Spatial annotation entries
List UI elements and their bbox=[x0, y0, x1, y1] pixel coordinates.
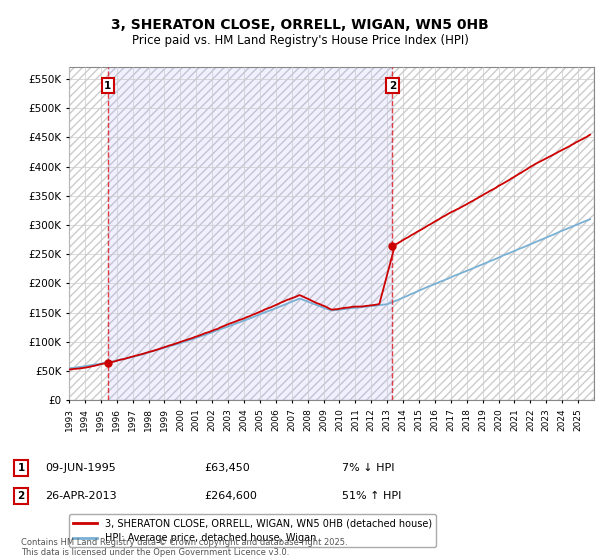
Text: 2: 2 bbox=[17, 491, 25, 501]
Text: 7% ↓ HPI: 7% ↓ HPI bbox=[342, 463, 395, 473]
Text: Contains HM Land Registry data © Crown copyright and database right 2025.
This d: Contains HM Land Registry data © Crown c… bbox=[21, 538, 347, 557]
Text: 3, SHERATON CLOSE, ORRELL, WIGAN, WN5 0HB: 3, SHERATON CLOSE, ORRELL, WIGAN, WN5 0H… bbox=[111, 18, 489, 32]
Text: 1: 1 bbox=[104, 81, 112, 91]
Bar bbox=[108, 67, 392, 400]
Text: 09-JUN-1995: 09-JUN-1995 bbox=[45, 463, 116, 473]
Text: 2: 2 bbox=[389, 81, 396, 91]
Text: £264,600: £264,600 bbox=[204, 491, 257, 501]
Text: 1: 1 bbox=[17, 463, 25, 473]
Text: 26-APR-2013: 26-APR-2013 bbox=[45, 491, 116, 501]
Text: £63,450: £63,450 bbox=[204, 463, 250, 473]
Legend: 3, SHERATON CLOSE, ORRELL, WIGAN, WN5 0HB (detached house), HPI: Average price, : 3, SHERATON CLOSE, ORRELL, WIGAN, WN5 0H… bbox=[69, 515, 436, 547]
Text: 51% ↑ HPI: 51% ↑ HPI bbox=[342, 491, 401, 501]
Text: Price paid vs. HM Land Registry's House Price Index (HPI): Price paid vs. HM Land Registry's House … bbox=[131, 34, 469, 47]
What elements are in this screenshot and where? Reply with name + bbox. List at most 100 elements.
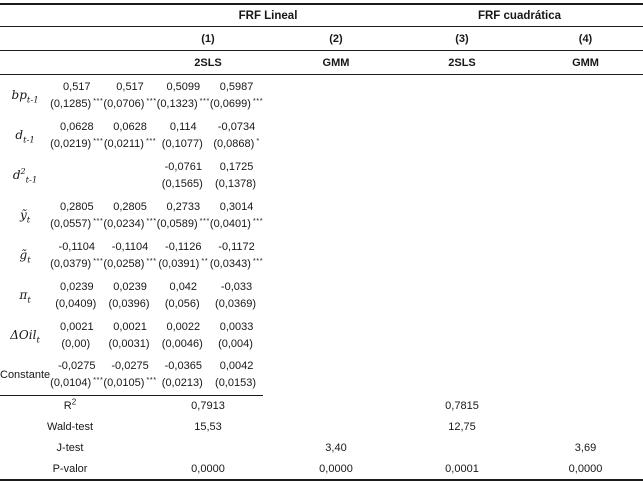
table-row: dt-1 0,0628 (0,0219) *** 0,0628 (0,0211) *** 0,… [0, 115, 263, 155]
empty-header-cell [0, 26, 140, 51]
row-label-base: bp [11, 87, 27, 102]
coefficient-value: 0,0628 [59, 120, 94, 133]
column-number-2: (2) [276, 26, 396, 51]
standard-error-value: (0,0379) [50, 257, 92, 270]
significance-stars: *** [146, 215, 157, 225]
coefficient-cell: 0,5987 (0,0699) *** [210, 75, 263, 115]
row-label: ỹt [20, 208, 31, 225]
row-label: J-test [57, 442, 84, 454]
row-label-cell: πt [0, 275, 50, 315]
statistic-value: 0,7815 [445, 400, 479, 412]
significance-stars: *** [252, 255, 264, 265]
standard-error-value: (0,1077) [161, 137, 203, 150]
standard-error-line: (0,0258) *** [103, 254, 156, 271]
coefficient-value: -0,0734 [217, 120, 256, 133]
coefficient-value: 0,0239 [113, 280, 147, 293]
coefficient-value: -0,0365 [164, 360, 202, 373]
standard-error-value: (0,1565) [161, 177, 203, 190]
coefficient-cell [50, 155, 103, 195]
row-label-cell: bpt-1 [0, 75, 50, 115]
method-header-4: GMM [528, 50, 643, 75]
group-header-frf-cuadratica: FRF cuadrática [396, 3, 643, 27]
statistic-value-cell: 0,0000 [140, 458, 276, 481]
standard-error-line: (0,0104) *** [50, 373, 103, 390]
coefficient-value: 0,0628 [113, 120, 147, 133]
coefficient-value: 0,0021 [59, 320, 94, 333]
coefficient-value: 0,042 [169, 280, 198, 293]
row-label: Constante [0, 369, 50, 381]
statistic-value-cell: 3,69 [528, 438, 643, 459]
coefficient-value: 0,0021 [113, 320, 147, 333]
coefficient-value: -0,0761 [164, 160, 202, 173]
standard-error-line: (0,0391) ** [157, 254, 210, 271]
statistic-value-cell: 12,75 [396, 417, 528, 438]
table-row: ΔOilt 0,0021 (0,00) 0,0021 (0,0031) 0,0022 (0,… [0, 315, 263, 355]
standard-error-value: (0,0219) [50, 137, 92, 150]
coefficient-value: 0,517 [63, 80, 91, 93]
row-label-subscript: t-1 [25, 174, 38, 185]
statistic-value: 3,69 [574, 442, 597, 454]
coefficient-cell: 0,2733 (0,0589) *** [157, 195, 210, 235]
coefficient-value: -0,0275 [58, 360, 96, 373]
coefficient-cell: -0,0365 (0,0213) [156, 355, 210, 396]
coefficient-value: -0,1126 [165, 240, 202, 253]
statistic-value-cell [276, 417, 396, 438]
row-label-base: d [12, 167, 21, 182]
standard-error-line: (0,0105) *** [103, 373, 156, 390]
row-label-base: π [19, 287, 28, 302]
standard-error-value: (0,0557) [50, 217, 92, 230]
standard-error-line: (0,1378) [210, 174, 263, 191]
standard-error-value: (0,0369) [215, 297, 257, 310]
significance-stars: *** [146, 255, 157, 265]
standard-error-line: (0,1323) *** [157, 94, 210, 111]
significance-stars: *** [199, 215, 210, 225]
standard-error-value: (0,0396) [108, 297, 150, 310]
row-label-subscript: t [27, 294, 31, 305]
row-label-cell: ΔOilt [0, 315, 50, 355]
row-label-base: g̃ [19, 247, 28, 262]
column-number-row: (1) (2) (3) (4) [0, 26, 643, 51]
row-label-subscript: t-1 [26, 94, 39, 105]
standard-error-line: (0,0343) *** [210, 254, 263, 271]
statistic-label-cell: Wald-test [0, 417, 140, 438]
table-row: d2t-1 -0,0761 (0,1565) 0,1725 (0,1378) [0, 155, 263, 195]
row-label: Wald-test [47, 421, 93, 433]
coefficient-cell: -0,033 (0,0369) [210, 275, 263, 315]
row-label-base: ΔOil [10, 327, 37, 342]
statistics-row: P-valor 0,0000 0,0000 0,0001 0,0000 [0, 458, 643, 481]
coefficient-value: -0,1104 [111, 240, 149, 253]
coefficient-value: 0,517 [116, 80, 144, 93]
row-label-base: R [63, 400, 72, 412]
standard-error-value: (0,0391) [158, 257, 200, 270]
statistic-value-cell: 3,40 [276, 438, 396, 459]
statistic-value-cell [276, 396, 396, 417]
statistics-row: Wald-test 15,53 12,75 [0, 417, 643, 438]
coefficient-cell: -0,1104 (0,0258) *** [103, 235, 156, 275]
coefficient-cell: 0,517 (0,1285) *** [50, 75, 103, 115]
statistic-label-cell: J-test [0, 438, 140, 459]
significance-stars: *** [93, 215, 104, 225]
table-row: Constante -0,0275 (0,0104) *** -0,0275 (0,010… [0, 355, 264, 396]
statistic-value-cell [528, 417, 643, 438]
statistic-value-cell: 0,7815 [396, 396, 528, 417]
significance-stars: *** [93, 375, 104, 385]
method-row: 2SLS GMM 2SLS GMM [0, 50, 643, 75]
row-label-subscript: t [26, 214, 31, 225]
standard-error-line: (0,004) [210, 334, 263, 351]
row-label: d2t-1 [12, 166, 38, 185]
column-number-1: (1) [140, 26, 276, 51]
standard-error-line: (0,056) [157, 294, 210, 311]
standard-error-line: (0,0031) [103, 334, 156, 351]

What you should do: Can you recast every line of the entries above as a JSON list of strings, with one string per line? Skip blank lines and leave the pictures out.

Written response:
[
  "List UI elements and their bbox=[x0, y0, x1, y1] pixel coordinates.",
  "Text: 2: 2 bbox=[17, 491, 25, 501]",
  "Text: 7% ↓ HPI: 7% ↓ HPI bbox=[342, 463, 395, 473]",
  "Text: Contains HM Land Registry data © Crown copyright and database right 2025.",
  "This d: Contains HM Land Registry data © Crown c… bbox=[21, 538, 347, 557]",
  "Text: 3, SHERATON CLOSE, ORRELL, WIGAN, WN5 0HB: 3, SHERATON CLOSE, ORRELL, WIGAN, WN5 0H… bbox=[111, 18, 489, 32]",
  "Text: 1: 1 bbox=[104, 81, 112, 91]",
  "Bar bbox=[108, 67, 392, 400]",
  "Text: 09-JUN-1995: 09-JUN-1995 bbox=[45, 463, 116, 473]",
  "Text: 2: 2 bbox=[389, 81, 396, 91]",
  "Text: £264,600: £264,600 bbox=[204, 491, 257, 501]",
  "Text: 1: 1 bbox=[17, 463, 25, 473]",
  "Text: 26-APR-2013: 26-APR-2013 bbox=[45, 491, 116, 501]",
  "Text: £63,450: £63,450 bbox=[204, 463, 250, 473]",
  "Legend: 3, SHERATON CLOSE, ORRELL, WIGAN, WN5 0HB (detached house), HPI: Average price, : 3, SHERATON CLOSE, ORRELL, WIGAN, WN5 0H… bbox=[69, 515, 436, 547]",
  "Text: 51% ↑ HPI: 51% ↑ HPI bbox=[342, 491, 401, 501]",
  "Text: Price paid vs. HM Land Registry's House Price Index (HPI): Price paid vs. HM Land Registry's House … bbox=[131, 34, 469, 47]",
  "What elements are in this screenshot and where? Reply with name + bbox. List at most 100 elements.",
  "table-row: dt-1 0,0628 (0,0219) *** 0,0628 (0,0211) *** 0,… [0, 115, 263, 155]",
  "empty-header-cell [0, 26, 140, 51]",
  "row-label-base: bp [11, 87, 27, 102]",
  "coefficient-value: 0,0628 [59, 120, 94, 133]",
  "column-number-2: (2) [276, 26, 396, 51]",
  "standard-error-value: (0,0379) [50, 257, 92, 270]",
  "significance-stars: *** [146, 215, 157, 225]",
  "coefficient-cell: 0,5987 (0,0699) *** [210, 75, 263, 115]",
  "row-label: ỹt [20, 208, 31, 225]",
  "row-label: J-test [57, 442, 84, 454]",
  "row-label-cell: πt [0, 275, 50, 315]",
  "statistic-value: 0,7815 [445, 400, 479, 412]",
  "significance-stars: *** [252, 255, 264, 265]",
  "standard-error-value: (0,1077) [161, 137, 203, 150]",
  "standard-error-line: (0,0258) *** [103, 254, 156, 271]",
  "coefficient-value: -0,0734 [217, 120, 256, 133]",
  "coefficient-value: 0,0239 [113, 280, 147, 293]",
  "coefficient-value: -0,0365 [164, 360, 202, 373]",
  "standard-error-value: (0,1565) [161, 177, 203, 190]",
  "coefficient-cell [50, 155, 103, 195]",
  "row-label-cell: bpt-1 [0, 75, 50, 115]",
  "method-header-4: GMM [528, 50, 643, 75]",
  "group-header-frf-cuadratica: FRF cuadrática [396, 3, 643, 27]",
  "statistic-value-cell: 0,0000 [140, 458, 276, 481]",
  "standard-error-line: (0,0104) *** [50, 373, 103, 390]",
  "coefficient-value: 0,0628 [113, 120, 147, 133]",
  "coefficient-value: 0,0021 [59, 320, 94, 333]",
  "coefficient-value: 0,042 [169, 280, 198, 293]",
  "row-label: Constante [0, 369, 50, 381]",
  "statistic-value-cell: 3,69 [528, 438, 643, 459]",
  "coefficient-value: 0,0021 [113, 320, 147, 333]",
  "coefficient-value: -0,0761 [164, 160, 202, 173]",
  "standard-error-line: (0,0391) ** [157, 254, 210, 271]",
  "statistic-value-cell: 12,75 [396, 417, 528, 438]",
  "table-row: ΔOilt 0,0021 (0,00) 0,0021 (0,0031) 0,0022 (0,… [0, 315, 263, 355]",
  "standard-error-value: (0,0219) [50, 137, 92, 150]",
  "coefficient-value: 0,517 [63, 80, 91, 93]",
  "row-label-subscript: t-1 [25, 174, 38, 185]",
  "statistic-value: 3,69 [574, 442, 597, 454]",
  "coefficient-cell: 0,2733 (0,0589) *** [157, 195, 210, 235]",
  "coefficient-value: -0,0275 [58, 360, 96, 373]",
  "coefficient-cell: -0,0365 (0,0213) [156, 355, 210, 396]",
  "coefficient-value: -0,1126 [165, 240, 202, 253]",
  "statistic-value-cell [276, 417, 396, 438]",
  "row-label-base: d [12, 167, 21, 182]",
  "standard-error-line: (0,0105) *** [103, 373, 156, 390]",
  "row-label-base: π [19, 287, 28, 302]",
  "standard-error-value: (0,0557) [50, 217, 92, 230]",
  "standard-error-line: (0,1378) [210, 174, 263, 191]",
  "standard-error-value: (0,0369) [215, 297, 257, 310]",
  "significance-stars: *** [146, 255, 157, 265]",
  "standard-error-line: (0,1323) *** [157, 94, 210, 111]",
  "significance-stars: *** [199, 215, 210, 225]",
  "standard-error-value: (0,0396) [108, 297, 150, 310]",
  "row-label-subscript: t [27, 294, 31, 305]",
  "row-label-cell: ΔOilt [0, 315, 50, 355]",
  "row-label-base: g̃ [19, 247, 28, 262]",
  "column-number-row: (1) (2) (3) (4) [0, 26, 643, 51]",
  "row-label-subscript: t-1 [26, 94, 39, 105]",
  "standard-error-line: (0,0343) *** [210, 254, 263, 271]",
  "statistic-label-cell: Wald-test [0, 417, 140, 438]",
  "table-row: d2t-1 -0,0761 (0,1565) 0,1725 (0,1378) [0, 155, 263, 195]",
  "row-label: Wald-test [47, 421, 93, 433]",
  "coefficient-cell: -0,033 (0,0369) [210, 275, 263, 315]",
  "row-label-base: ΔOil [10, 327, 37, 342]",
  "statistics-row: P-valor 0,0000 0,0000 0,0001 0,0000 [0, 458, 643, 481]",
  "coefficient-value: -0,1104 [111, 240, 149, 253]",
  "coefficient-value: 0,517 [116, 80, 144, 93]",
  "row-label-base: R [63, 400, 72, 412]",
  "standard-error-value: (0,0391) [158, 257, 200, 270]",
  "statistic-value-cell: 3,40 [276, 438, 396, 459]",
  "statistic-value-cell [276, 396, 396, 417]",
  "statistics-row: Wald-test 15,53 12,75 [0, 417, 643, 438]",
  "coefficient-cell: -0,1104 (0,0258) *** [103, 235, 156, 275]",
  "coefficient-cell: 0,517 (0,1285) *** [50, 75, 103, 115]",
  "statistic-label-cell: J-test [0, 438, 140, 459]",
  "significance-stars: *** [93, 215, 104, 225]",
  "table-row: Constante -0,0275 (0,0104) *** -0,0275 (0,010… [0, 355, 264, 396]",
  "statistic-value-cell [528, 417, 643, 438]",
  "statistic-value-cell: 0,7815 [396, 396, 528, 417]",
  "significance-stars: *** [93, 375, 104, 385]",
  "method-row: 2SLS GMM 2SLS GMM [0, 50, 643, 75]",
  "row-label-subscript: t [26, 214, 31, 225]",
  "standard-error-line: (0,004) [210, 334, 263, 351]",
  "row-label: d2t-1 [12, 166, 38, 185]",
  "column-number-1: (1) [140, 26, 276, 51]",
  "standard-error-line: (0,056) [157, 294, 210, 311]",
  "standard-error-line: (0,0031) [103, 334, 156, 351]"
]